State how many lines in the entries below contain "JSON". Write nothing but the number.
##########
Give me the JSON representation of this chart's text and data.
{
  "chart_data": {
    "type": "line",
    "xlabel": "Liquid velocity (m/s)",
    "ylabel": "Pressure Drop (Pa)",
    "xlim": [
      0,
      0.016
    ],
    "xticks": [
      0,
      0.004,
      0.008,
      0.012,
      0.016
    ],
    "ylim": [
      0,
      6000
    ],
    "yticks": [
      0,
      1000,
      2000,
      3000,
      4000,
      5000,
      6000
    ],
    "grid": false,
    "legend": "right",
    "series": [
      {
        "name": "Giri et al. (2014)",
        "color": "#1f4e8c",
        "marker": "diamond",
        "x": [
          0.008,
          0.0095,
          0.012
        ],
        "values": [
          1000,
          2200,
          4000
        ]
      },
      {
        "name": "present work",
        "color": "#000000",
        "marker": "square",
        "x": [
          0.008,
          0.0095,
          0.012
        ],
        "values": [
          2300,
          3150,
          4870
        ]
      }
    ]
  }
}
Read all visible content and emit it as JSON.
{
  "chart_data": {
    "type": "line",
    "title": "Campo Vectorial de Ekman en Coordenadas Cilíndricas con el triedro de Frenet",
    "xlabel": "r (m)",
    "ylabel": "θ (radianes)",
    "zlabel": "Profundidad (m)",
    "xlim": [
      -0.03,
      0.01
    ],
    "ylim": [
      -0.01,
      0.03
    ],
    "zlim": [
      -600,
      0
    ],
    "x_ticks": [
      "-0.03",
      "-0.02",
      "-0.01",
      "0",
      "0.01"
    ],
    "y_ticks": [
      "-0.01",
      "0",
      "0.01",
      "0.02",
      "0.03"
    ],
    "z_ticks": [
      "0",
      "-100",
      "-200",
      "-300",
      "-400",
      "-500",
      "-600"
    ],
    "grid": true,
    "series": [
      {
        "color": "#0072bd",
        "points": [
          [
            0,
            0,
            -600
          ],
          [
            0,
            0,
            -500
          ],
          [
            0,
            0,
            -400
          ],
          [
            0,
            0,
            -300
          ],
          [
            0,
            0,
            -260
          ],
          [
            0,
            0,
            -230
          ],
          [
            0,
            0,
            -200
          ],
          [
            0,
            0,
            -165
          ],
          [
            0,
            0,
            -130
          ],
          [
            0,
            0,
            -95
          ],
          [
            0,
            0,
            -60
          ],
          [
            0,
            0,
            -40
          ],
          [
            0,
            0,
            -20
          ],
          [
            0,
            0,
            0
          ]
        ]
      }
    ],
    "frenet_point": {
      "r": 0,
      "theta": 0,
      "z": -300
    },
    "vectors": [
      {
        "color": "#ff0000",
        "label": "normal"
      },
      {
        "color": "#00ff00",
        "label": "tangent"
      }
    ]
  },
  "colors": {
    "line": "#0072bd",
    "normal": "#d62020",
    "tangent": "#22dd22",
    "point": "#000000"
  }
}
##########
▶ [RESULT]:
2